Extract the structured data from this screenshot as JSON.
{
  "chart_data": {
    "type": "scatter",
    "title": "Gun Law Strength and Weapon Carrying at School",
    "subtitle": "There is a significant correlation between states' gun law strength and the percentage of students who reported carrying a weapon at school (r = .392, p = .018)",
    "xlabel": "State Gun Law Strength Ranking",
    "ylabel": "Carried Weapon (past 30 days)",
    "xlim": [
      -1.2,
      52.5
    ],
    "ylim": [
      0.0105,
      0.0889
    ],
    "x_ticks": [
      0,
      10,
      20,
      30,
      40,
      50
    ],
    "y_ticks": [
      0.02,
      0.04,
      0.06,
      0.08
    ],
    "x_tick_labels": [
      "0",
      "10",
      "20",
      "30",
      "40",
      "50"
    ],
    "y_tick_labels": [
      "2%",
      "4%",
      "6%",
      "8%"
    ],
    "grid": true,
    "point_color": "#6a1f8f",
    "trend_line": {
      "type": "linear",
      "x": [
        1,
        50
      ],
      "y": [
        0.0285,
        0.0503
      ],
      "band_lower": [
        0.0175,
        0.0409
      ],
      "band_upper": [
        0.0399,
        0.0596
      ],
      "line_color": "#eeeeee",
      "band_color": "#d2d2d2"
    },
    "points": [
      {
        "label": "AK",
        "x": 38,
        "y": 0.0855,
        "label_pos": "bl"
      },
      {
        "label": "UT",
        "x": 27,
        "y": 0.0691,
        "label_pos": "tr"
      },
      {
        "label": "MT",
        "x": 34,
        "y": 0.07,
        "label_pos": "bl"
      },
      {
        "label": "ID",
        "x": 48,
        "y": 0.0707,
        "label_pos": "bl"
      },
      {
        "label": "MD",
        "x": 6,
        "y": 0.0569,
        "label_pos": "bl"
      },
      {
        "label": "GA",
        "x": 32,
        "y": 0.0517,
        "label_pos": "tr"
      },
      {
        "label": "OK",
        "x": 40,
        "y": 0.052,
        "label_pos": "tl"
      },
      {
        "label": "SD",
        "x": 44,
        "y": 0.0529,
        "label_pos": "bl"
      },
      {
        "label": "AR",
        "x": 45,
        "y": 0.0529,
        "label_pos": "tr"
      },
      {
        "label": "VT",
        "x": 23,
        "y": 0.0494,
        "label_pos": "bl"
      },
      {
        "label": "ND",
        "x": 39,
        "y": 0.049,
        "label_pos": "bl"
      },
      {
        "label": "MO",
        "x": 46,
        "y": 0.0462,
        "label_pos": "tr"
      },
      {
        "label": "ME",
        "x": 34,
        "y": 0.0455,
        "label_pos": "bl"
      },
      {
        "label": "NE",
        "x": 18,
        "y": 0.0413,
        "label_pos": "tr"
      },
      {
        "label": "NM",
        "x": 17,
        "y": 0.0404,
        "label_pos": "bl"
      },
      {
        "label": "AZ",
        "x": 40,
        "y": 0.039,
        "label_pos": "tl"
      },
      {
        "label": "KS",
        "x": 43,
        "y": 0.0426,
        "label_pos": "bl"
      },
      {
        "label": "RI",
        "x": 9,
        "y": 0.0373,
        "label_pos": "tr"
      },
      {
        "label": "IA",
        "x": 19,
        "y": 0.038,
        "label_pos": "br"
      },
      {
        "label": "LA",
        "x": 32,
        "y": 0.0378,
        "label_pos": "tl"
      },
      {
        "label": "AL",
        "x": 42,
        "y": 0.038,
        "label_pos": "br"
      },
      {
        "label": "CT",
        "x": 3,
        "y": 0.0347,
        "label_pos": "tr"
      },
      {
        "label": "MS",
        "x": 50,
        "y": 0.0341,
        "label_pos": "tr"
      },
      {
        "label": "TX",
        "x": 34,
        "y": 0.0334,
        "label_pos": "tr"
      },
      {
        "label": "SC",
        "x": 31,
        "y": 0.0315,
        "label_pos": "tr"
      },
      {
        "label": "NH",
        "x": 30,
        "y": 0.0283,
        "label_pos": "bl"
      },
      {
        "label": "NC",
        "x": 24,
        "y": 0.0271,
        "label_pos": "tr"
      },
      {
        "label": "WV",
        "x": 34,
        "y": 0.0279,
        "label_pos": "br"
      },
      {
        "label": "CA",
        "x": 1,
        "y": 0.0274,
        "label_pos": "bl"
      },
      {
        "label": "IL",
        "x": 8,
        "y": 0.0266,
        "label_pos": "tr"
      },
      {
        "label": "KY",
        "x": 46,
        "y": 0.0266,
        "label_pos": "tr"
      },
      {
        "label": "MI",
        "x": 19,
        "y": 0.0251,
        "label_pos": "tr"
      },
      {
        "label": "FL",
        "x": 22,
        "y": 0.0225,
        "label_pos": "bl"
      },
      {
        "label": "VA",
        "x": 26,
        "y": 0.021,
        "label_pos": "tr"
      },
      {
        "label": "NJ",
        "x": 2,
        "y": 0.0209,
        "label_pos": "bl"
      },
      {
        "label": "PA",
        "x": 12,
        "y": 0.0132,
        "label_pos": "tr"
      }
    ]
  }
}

********************

Copy out all of the lines above exactly.

▸ **RESULT OF THIS TASK**
Extract the structured data from this screenshot as JSON.
{
  "chart_data": {
    "type": "scatter",
    "title": "Gun Law Strength and Weapon Carrying at School",
    "subtitle": "There is a significant correlation between states' gun law strength and the percentage of students who reported carrying a weapon at school (r = .392, p = .018)",
    "xlabel": "State Gun Law Strength Ranking",
    "ylabel": "Carried Weapon (past 30 days)",
    "xlim": [
      -1.2,
      52.5
    ],
    "ylim": [
      0.0105,
      0.0889
    ],
    "x_ticks": [
      0,
      10,
      20,
      30,
      40,
      50
    ],
    "y_ticks": [
      0.02,
      0.04,
      0.06,
      0.08
    ],
    "x_tick_labels": [
      "0",
      "10",
      "20",
      "30",
      "40",
      "50"
    ],
    "y_tick_labels": [
      "2%",
      "4%",
      "6%",
      "8%"
    ],
    "grid": true,
    "point_color": "#6a1f8f",
    "trend_line": {
      "type": "linear",
      "x": [
        1,
        50
      ],
      "y": [
        0.0285,
        0.0503
      ],
      "band_lower": [
        0.0175,
        0.0409
      ],
      "band_upper": [
        0.0399,
        0.0596
      ],
      "line_color": "#eeeeee",
      "band_color": "#d2d2d2"
    },
    "points": [
      {
        "label": "AK",
        "x": 38,
        "y": 0.0855,
        "label_pos": "bl"
      },
      {
        "label": "UT",
        "x": 27,
        "y": 0.0691,
        "label_pos": "tr"
      },
      {
        "label": "MT",
        "x": 34,
        "y": 0.07,
        "label_pos": "bl"
      },
      {
        "label": "ID",
        "x": 48,
        "y": 0.0707,
        "label_pos": "bl"
      },
      {
        "label": "MD",
        "x": 6,
        "y": 0.0569,
        "label_pos": "bl"
      },
      {
        "label": "GA",
        "x": 32,
        "y": 0.0517,
        "label_pos": "tr"
      },
      {
        "label": "OK",
        "x": 40,
        "y": 0.052,
        "label_pos": "tl"
      },
      {
        "label": "SD",
        "x": 44,
        "y": 0.0529,
        "label_pos": "bl"
      },
      {
        "label": "AR",
        "x": 45,
        "y": 0.0529,
        "label_pos": "tr"
      },
      {
        "label": "VT",
        "x": 23,
        "y": 0.0494,
        "label_pos": "bl"
      },
      {
        "label": "ND",
        "x": 39,
        "y": 0.049,
        "label_pos": "bl"
      },
      {
        "label": "MO",
        "x": 46,
        "y": 0.0462,
        "label_pos": "tr"
      },
      {
        "label": "ME",
        "x": 34,
        "y": 0.0455,
        "label_pos": "bl"
      },
      {
        "label": "NE",
        "x": 18,
        "y": 0.0413,
        "label_pos": "tr"
      },
      {
        "label": "NM",
        "x": 17,
        "y": 0.0404,
        "label_pos": "bl"
      },
      {
        "label": "AZ",
        "x": 40,
        "y": 0.039,
        "label_pos": "tl"
      },
      {
        "label": "KS",
        "x": 43,
        "y": 0.0426,
        "label_pos": "bl"
      },
      {
        "label": "RI",
        "x": 9,
        "y": 0.0373,
        "label_pos": "tr"
      },
      {
        "label": "IA",
        "x": 19,
        "y": 0.038,
        "label_pos": "br"
      },
      {
        "label": "LA",
        "x": 32,
        "y": 0.0378,
        "label_pos": "tl"
      },
      {
        "label": "AL",
        "x": 42,
        "y": 0.038,
        "label_pos": "br"
      },
      {
        "label": "CT",
        "x": 3,
        "y": 0.0347,
        "label_pos": "tr"
      },
      {
        "label": "MS",
        "x": 50,
        "y": 0.0341,
        "label_pos": "tr"
      },
      {
        "label": "TX",
        "x": 34,
        "y": 0.0334,
        "label_pos": "tr"
      },
      {
        "label": "SC",
        "x": 31,
        "y": 0.0315,
        "label_pos": "tr"
      },
      {
        "label": "NH",
        "x": 30,
        "y": 0.0283,
        "label_pos": "bl"
      },
      {
        "label": "NC",
        "x": 24,
        "y": 0.0271,
        "label_pos": "tr"
      },
      {
        "label": "WV",
        "x": 34,
        "y": 0.0279,
        "label_pos": "br"
      },
      {
        "label": "CA",
        "x": 1,
        "y": 0.0274,
        "label_pos": "bl"
      },
      {
        "label": "IL",
        "x": 8,
        "y": 0.0266,
        "label_pos": "tr"
      },
      {
        "label": "KY",
        "x": 46,
        "y": 0.0266,
        "label_pos": "tr"
      },
      {
        "label": "MI",
        "x": 19,
        "y": 0.0251,
        "label_pos": "tr"
      },
      {
        "label": "FL",
        "x": 22,
        "y": 0.0225,
        "label_pos": "bl"
      },
      {
        "label": "VA",
        "x": 26,
        "y": 0.021,
        "label_pos": "tr"
      },
      {
        "label": "NJ",
        "x": 2,
        "y": 0.0209,
        "label_pos": "bl"
      },
      {
        "label": "PA",
        "x": 12,
        "y": 0.0132,
        "label_pos": "tr"
      }
    ]
  }
}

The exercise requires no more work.